§ TO BE DONE
Reproduce each line of the material exactly, minus any picture.

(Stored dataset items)
---

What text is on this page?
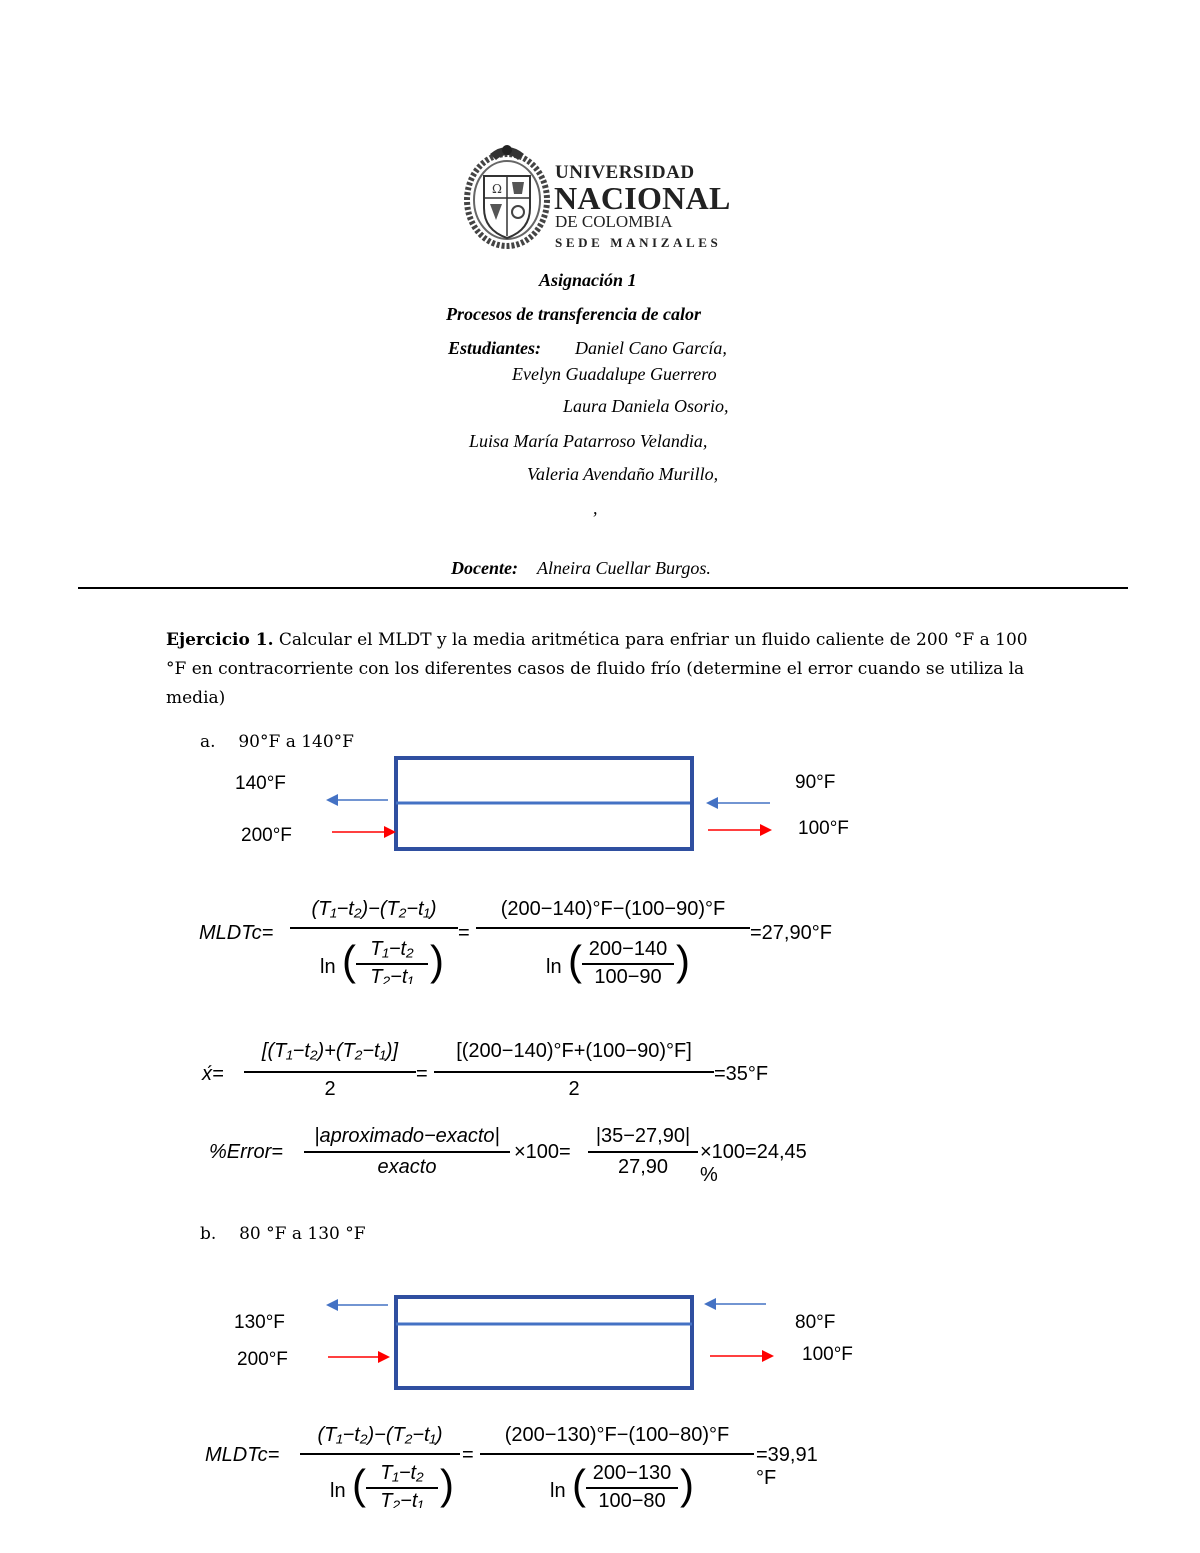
Ω
UNIVERSIDAD
NACIONAL
DE COLOMBIA
SEDE MANIZALES
Asignación 1
Procesos de transferencia de calor
Estudiantes: Daniel Cano García,
Evelyn Guadalupe Guerrero
Laura Daniela Osorio,
Luisa María Patarroso Velandia,
Valeria Avendaño Murillo,
,
Docente: Alneira Cuellar Burgos.
Ejercicio 1. Calcular el MLDT y la media aritmética para enfriar un fluido caliente de 200 °F a 100
°F en contracorriente con los diferentes casos de fluido frío (determine el error cuando se utiliza la
media)
a. 90°F a 140°F
140°F
200°F
90°F
100°F
MLDTc=
(T₁−t₂)−(T₂−t₁)
ln ( T₁−t₂
T₂−t₁ )
=
(200−140)°F−(100−90)°F
ln ( 200−140
100−90 )
=27,90°F
x́=
[(T₁−t₂)+(T₂−t₁)]
2
=
[(200−140)°F+(100−90)°F]
2
=35°F
%Error=
|aproximado−exacto|
exacto
×100=
|35−27,90|
27,90
×100=24,45 %
b. 80 °F a 130 °F
130°F
200°F
80°F
100°F
MLDTc=
(T₁−t₂)−(T₂−t₁)
ln ( T₁−t₂
T₂−t₁ )
=
(200−130)°F−(100−80)°F
ln ( 200−130
100−80 )
=39,91 °F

---

§ ANSWER TO THIS TASK
What text is on this page?
Ω
UNIVERSIDAD
NACIONAL
DE COLOMBIA
SEDE MANIZALES
Asignación 1
Procesos de transferencia de calor
Estudiantes: Daniel Cano García,
Evelyn Guadalupe Guerrero
Laura Daniela Osorio,
Luisa María Patarroso Velandia,
Valeria Avendaño Murillo,
,
Docente: Alneira Cuellar Burgos.
Ejercicio 1. Calcular el MLDT y la media aritmética para enfriar un fluido caliente de 200 °F a 100
°F en contracorriente con los diferentes casos de fluido frío (determine el error cuando se utiliza la
media)
a. 90°F a 140°F
140°F
200°F
90°F
100°F
MLDTc=
(T₁−t₂)−(T₂−t₁)
ln ( T₁−t₂
T₂−t₁ )
=
(200−140)°F−(100−90)°F
ln ( 200−140
100−90 )
=27,90°F
x́=
[(T₁−t₂)+(T₂−t₁)]
2
=
[(200−140)°F+(100−90)°F]
2
=35°F
%Error=
|aproximado−exacto|
exacto
×100=
|35−27,90|
27,90
×100=24,45 %
b. 80 °F a 130 °F
130°F
200°F
80°F
100°F
MLDTc=
(T₁−t₂)−(T₂−t₁)
ln ( T₁−t₂
T₂−t₁ )
=
(200−130)°F−(100−80)°F
ln ( 200−130
100−80 )
=39,91 °F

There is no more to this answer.